▸ **WORK TO COMPLETE**
Look through the data and write out every line with the word "режиме" in it.

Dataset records
※

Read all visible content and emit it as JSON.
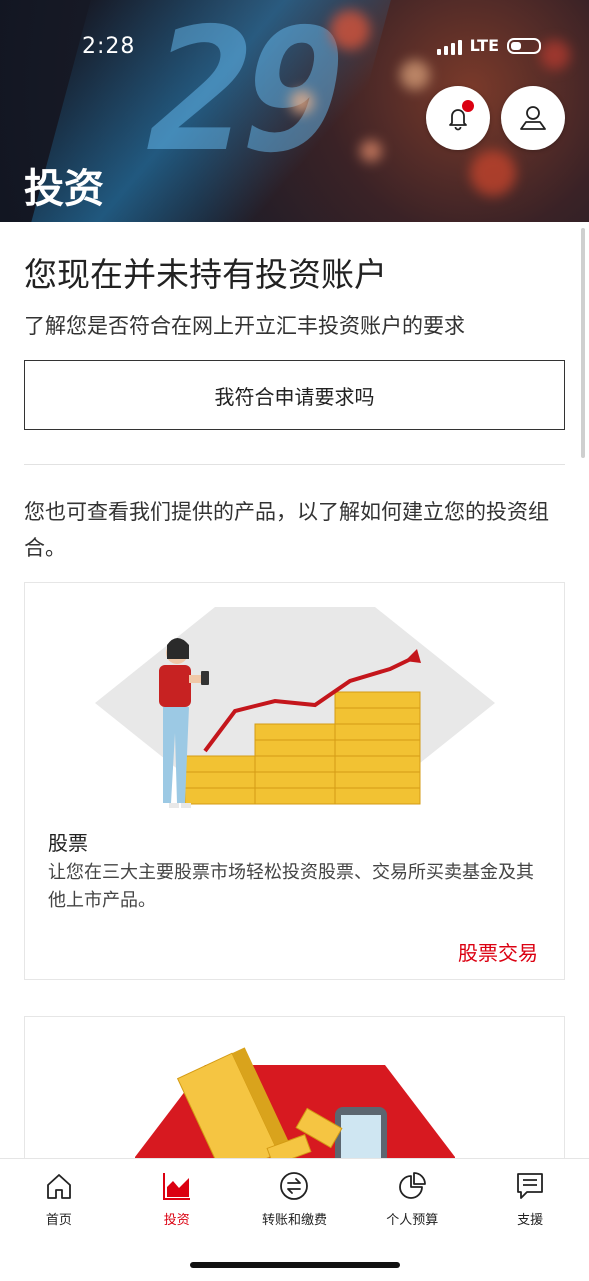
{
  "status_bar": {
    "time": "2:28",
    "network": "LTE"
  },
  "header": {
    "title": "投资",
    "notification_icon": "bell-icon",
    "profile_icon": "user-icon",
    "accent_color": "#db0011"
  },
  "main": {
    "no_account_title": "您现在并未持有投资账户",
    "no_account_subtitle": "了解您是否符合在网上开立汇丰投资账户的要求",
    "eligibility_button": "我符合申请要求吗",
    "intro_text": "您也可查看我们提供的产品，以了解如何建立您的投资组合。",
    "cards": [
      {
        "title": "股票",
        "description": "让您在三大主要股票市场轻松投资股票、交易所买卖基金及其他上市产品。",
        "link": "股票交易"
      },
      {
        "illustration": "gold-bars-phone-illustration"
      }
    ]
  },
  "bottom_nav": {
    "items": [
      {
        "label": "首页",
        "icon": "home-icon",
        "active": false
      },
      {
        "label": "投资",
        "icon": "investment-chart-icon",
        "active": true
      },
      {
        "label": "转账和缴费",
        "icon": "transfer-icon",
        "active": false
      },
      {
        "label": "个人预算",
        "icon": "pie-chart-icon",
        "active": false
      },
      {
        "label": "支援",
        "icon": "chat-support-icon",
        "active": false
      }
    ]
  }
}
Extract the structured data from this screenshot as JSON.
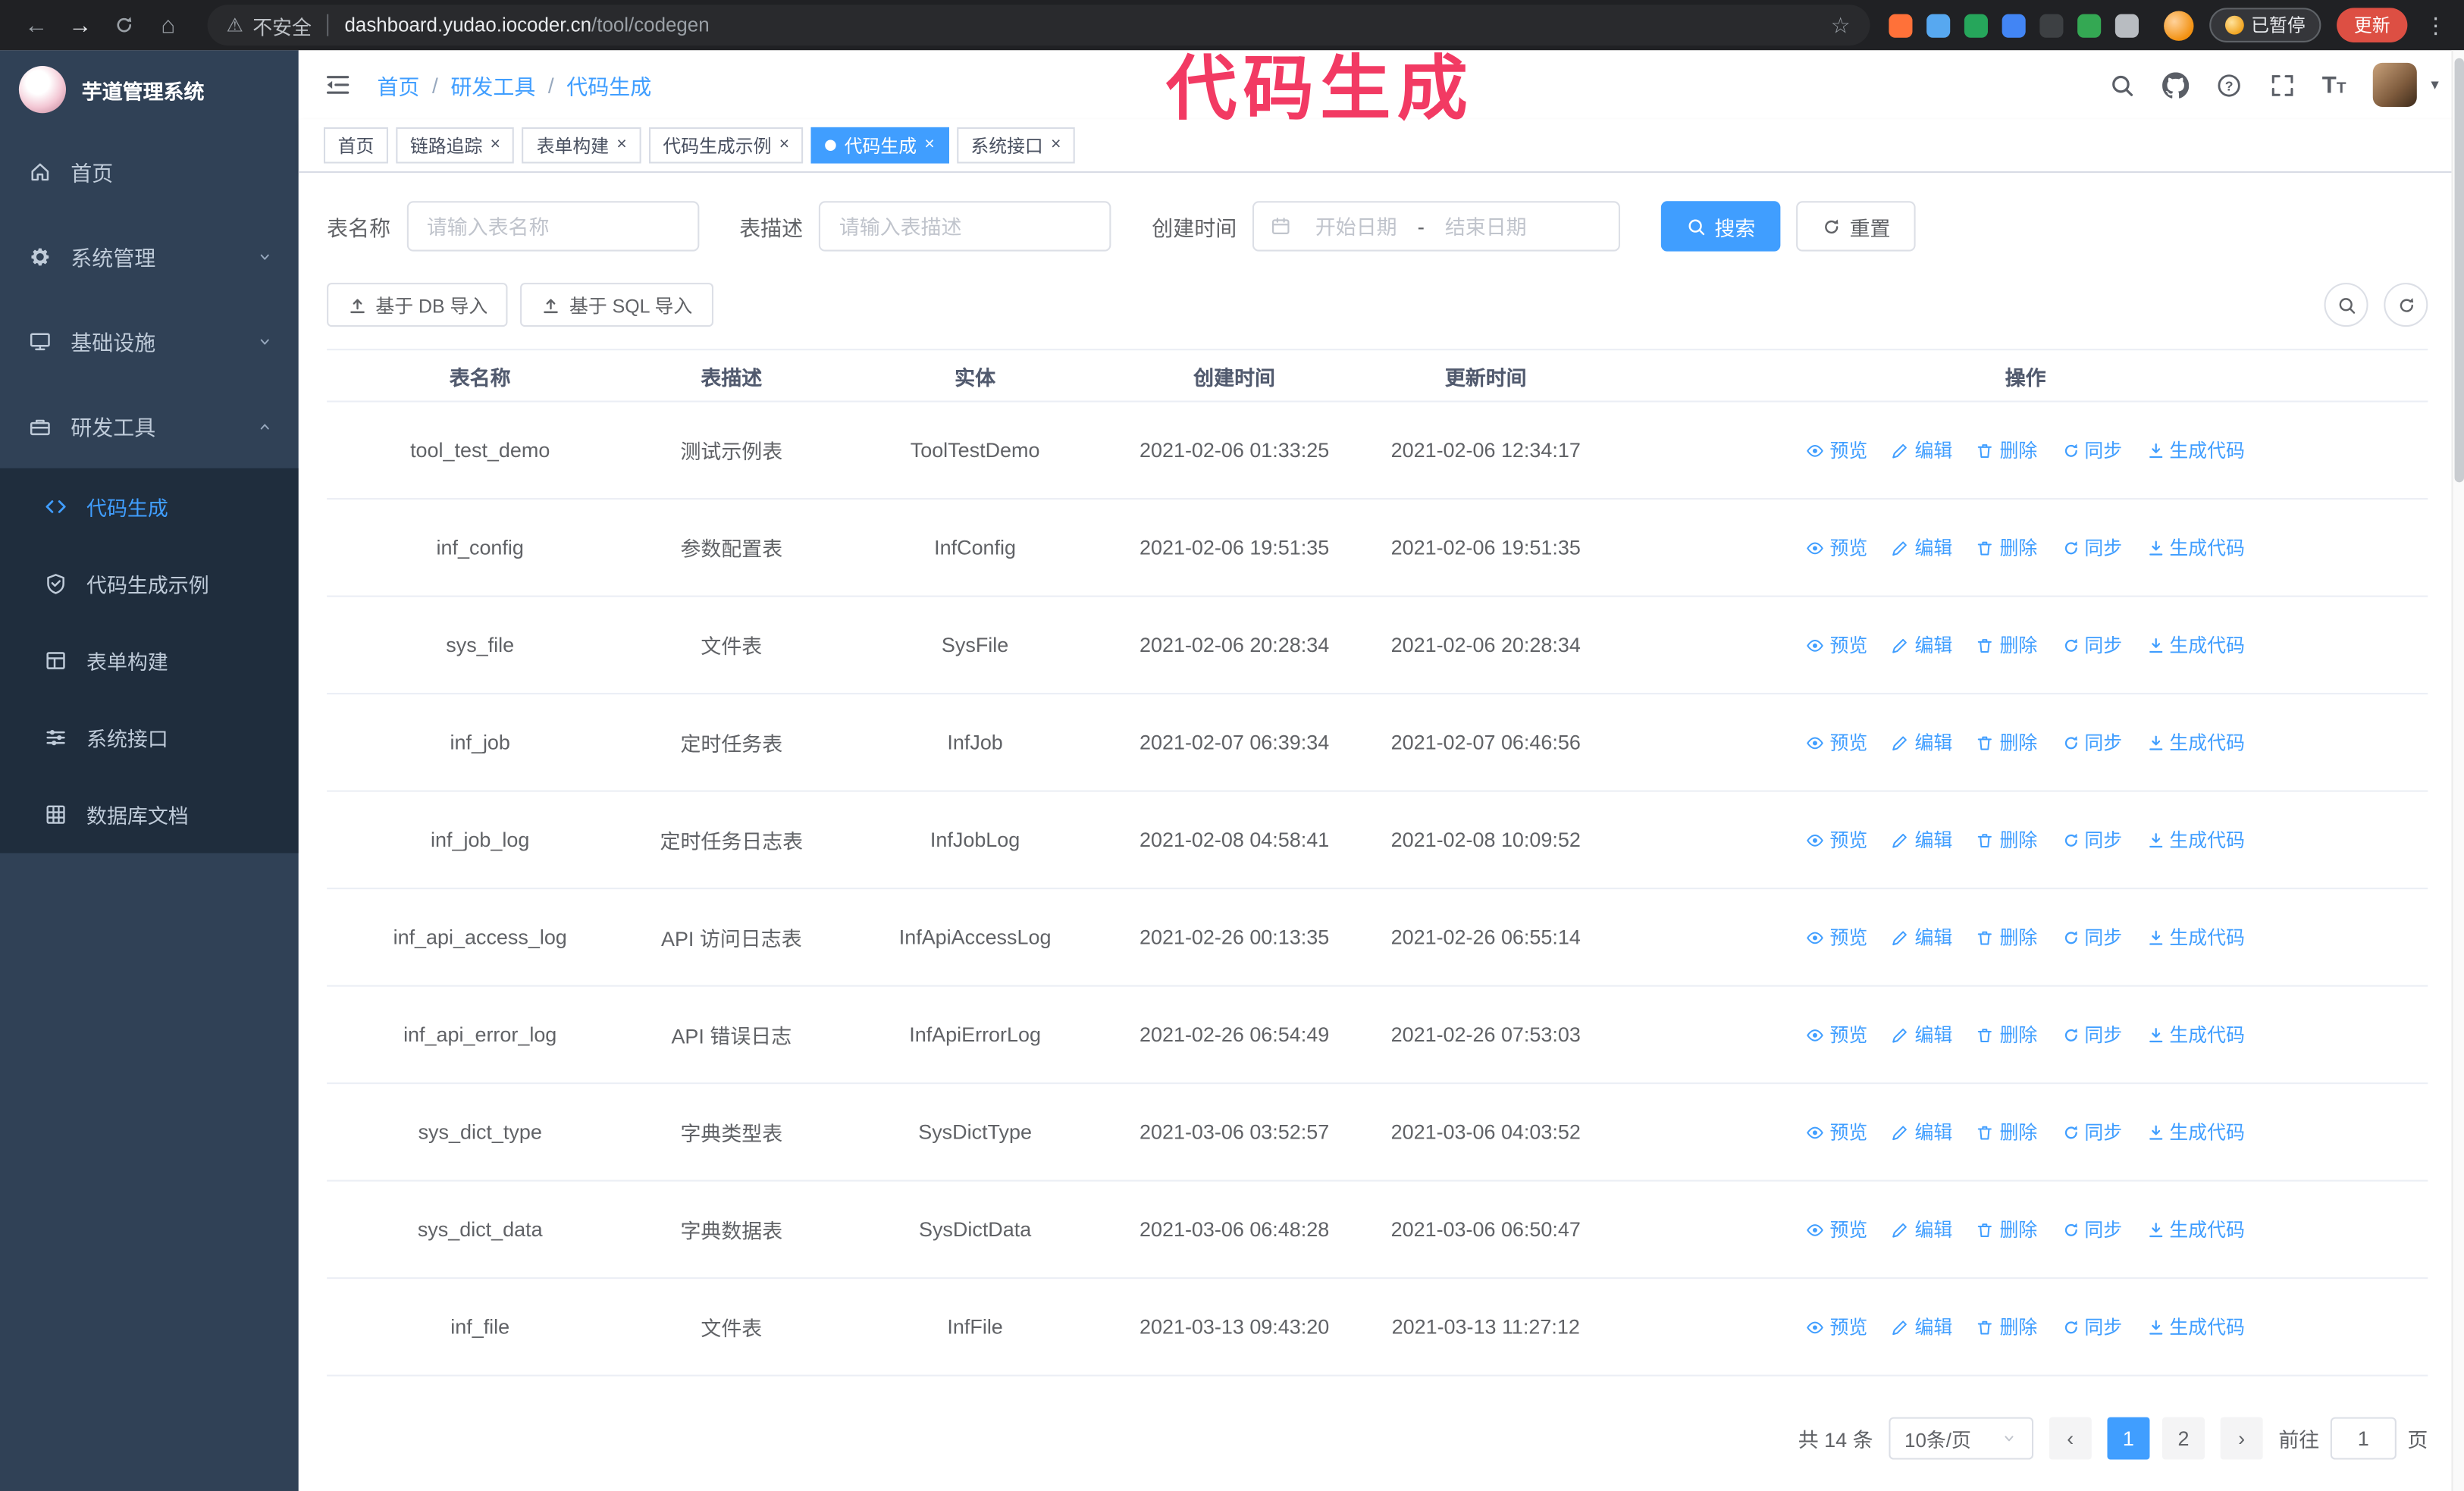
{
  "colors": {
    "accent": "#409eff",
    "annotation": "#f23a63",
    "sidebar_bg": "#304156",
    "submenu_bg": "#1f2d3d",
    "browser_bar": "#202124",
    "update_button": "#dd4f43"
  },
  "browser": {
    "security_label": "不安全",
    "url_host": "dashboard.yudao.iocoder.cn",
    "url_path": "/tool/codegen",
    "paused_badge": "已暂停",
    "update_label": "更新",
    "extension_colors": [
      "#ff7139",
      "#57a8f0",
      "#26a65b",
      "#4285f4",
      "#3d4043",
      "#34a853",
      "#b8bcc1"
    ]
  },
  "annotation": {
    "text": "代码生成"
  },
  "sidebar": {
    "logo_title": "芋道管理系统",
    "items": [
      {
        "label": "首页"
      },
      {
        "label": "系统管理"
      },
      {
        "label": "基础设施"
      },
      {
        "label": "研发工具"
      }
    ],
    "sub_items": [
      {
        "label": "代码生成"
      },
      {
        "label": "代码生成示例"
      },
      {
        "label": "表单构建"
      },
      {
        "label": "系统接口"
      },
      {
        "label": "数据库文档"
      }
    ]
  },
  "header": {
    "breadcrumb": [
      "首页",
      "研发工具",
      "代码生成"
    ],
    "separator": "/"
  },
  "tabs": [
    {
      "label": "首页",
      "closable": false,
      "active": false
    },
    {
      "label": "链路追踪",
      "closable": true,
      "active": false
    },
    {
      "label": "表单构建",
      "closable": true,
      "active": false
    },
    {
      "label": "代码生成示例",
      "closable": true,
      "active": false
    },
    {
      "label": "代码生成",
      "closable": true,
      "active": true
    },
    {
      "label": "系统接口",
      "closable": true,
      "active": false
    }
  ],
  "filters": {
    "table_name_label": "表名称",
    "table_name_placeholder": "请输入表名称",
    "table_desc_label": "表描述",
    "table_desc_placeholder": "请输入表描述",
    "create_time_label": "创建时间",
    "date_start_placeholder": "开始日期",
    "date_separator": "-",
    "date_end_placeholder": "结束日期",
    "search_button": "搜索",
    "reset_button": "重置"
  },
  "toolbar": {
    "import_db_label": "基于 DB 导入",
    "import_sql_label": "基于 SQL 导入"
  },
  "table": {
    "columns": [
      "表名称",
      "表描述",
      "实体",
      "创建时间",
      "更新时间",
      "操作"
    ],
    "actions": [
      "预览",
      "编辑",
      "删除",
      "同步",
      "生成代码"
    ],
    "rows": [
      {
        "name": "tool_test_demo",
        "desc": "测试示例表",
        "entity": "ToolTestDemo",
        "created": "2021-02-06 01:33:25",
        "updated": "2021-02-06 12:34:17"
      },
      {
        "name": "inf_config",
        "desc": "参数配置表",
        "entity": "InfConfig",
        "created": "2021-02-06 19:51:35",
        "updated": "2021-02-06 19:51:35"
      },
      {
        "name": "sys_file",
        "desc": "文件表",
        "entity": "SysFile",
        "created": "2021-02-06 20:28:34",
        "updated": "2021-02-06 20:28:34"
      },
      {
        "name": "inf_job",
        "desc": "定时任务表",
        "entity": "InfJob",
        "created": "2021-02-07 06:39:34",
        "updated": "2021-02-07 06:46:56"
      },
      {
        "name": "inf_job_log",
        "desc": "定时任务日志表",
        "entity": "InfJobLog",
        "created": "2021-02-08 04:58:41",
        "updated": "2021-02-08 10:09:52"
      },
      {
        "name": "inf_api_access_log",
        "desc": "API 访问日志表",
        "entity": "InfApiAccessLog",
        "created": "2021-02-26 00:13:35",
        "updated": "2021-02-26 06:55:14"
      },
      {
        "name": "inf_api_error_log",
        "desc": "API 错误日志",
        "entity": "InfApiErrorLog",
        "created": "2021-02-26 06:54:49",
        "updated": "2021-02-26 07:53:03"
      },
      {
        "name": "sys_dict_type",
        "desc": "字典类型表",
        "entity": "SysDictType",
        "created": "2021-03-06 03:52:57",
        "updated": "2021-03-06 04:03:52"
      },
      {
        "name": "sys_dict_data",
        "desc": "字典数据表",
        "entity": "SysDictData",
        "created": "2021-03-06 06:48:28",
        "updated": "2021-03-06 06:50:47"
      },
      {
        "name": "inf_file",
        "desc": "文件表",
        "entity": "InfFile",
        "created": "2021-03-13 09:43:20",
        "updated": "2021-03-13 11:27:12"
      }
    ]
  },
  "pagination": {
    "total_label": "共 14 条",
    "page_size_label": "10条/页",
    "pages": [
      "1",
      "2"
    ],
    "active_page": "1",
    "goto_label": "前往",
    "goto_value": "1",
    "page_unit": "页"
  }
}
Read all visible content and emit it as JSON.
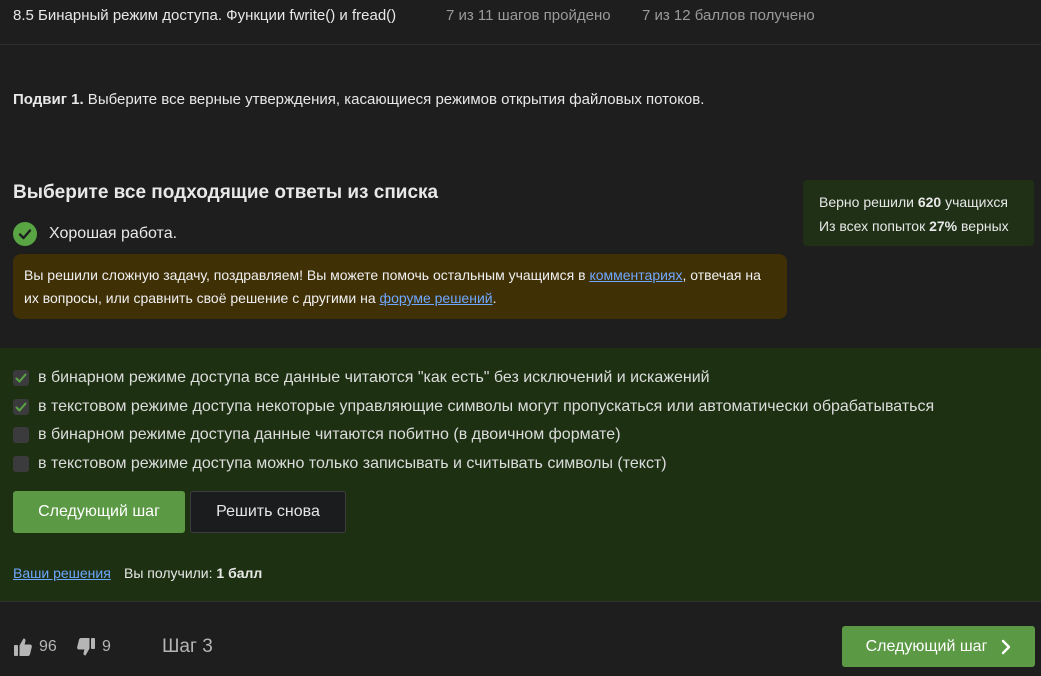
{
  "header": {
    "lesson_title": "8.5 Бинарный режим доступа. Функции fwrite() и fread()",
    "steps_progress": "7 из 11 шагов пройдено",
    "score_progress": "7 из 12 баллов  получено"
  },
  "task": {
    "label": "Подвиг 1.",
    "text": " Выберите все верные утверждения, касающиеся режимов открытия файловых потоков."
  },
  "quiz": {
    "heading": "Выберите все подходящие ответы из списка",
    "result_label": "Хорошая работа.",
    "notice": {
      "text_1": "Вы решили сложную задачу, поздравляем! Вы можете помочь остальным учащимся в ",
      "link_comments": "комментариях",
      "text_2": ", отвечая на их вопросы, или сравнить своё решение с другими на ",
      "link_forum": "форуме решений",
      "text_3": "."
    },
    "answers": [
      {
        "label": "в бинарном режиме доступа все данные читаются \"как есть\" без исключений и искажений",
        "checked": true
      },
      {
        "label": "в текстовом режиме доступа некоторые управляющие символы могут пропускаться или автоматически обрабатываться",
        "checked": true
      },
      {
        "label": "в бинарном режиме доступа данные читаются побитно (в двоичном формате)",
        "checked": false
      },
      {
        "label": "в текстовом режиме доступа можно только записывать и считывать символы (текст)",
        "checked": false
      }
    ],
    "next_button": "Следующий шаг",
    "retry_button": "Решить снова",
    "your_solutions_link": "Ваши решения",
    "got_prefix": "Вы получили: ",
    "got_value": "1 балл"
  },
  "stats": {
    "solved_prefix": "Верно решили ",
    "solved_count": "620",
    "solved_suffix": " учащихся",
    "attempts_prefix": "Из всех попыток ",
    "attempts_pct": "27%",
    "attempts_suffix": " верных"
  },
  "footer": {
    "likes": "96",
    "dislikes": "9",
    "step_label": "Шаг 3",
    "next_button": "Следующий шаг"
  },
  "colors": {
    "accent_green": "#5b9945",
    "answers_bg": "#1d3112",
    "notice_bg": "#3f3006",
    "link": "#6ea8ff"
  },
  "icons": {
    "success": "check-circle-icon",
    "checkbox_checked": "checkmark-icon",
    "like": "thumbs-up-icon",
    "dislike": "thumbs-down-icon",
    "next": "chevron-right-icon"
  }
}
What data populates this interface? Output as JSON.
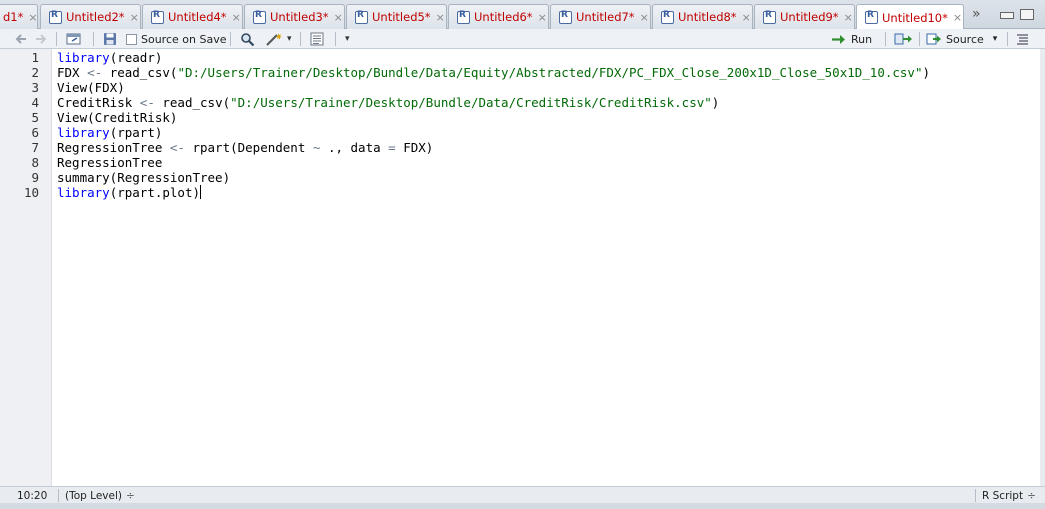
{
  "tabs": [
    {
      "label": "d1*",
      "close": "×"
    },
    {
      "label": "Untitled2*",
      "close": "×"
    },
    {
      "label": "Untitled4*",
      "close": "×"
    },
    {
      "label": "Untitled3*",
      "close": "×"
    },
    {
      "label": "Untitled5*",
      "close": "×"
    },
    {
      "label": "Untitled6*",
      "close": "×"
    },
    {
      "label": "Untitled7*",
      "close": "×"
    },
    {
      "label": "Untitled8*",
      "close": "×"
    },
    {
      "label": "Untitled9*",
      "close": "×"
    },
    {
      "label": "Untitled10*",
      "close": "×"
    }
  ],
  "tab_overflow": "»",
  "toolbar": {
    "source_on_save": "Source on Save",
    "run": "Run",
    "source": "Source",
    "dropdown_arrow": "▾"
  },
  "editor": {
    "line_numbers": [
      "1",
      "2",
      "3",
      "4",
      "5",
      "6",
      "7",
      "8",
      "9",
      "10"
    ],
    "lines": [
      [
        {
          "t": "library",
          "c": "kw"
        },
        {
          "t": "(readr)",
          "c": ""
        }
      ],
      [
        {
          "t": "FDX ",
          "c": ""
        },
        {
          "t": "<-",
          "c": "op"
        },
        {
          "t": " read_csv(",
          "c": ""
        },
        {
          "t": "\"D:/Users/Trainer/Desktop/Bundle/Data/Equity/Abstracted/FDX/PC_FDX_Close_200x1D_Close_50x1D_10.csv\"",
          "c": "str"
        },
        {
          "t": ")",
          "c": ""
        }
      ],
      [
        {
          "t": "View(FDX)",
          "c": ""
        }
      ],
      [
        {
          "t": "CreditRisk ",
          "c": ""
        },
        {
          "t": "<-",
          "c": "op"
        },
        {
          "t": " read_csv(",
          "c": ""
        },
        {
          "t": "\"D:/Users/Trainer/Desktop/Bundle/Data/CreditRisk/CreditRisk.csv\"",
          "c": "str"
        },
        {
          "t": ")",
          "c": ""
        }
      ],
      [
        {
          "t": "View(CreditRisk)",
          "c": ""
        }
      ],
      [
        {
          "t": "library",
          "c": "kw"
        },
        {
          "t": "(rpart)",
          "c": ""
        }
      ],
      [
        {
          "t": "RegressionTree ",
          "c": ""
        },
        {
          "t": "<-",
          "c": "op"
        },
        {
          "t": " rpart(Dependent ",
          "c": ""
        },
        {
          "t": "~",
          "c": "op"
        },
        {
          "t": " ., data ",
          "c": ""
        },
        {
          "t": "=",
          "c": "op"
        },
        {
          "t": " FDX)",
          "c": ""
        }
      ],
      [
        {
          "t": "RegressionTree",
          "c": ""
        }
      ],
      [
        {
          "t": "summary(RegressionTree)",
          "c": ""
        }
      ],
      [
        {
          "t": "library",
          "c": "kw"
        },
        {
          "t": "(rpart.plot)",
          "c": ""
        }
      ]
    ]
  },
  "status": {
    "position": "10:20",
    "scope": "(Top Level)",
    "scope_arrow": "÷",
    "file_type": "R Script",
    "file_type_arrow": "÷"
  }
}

※

▸ **WORKED SOLUTION**
        "label": "в бинарном режиме доступа все данные читаются \"как есть\" без исключений и искажений",
        "label": "в текстовом режиме доступа некоторые управляющие символы могут пропускаться или автоматически обрабатываться",
        "label": "в бинарном режиме доступа данные читаются побитно (в двоичном формате)",
        "label": "в текстовом режиме доступа можно только записывать и считывать символы (текст)",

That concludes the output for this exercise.